Stored items from a collection
---------------

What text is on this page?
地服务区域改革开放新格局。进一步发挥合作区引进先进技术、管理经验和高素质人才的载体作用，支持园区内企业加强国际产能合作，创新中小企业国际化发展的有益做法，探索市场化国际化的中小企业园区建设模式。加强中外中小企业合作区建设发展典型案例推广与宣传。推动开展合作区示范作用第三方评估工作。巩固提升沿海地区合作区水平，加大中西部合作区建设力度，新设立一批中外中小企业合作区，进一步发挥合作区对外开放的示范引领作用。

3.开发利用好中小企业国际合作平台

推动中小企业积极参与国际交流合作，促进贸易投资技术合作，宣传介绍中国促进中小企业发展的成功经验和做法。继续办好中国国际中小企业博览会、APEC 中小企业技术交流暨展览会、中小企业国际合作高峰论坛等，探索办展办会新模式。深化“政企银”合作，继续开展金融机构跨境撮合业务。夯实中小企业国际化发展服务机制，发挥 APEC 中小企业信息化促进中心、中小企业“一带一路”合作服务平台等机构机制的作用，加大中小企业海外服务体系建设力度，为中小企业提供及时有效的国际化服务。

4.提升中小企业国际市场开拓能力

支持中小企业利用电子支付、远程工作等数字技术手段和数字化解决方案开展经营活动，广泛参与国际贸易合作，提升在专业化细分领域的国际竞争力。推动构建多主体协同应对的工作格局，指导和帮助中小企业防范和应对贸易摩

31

---------------

What is required
In this exercise, repeat all entries exactly.

Solution for this task
What text is on this page?
地服务区域改革开放新格局。进一步发挥合作区引进先进技术、管理经验和高素质人才的载体作用，支持园区内企业加强国际产能合作，创新中小企业国际化发展的有益做法，探索市场化国际化的中小企业园区建设模式。加强中外中小企业合作区建设发展典型案例推广与宣传。推动开展合作区示范作用第三方评估工作。巩固提升沿海地区合作区水平，加大中西部合作区建设力度，新设立一批中外中小企业合作区，进一步发挥合作区对外开放的示范引领作用。

3.开发利用好中小企业国际合作平台

推动中小企业积极参与国际交流合作，促进贸易投资技术合作，宣传介绍中国促进中小企业发展的成功经验和做法。继续办好中国国际中小企业博览会、APEC 中小企业技术交流暨展览会、中小企业国际合作高峰论坛等，探索办展办会新模式。深化“政企银”合作，继续开展金融机构跨境撮合业务。夯实中小企业国际化发展服务机制，发挥 APEC 中小企业信息化促进中心、中小企业“一带一路”合作服务平台等机构机制的作用，加大中小企业海外服务体系建设力度，为中小企业提供及时有效的国际化服务。

4.提升中小企业国际市场开拓能力

支持中小企业利用电子支付、远程工作等数字技术手段和数字化解决方案开展经营活动，广泛参与国际贸易合作，提升在专业化细分领域的国际竞争力。推动构建多主体协同应对的工作格局，指导和帮助中小企业防范和应对贸易摩

31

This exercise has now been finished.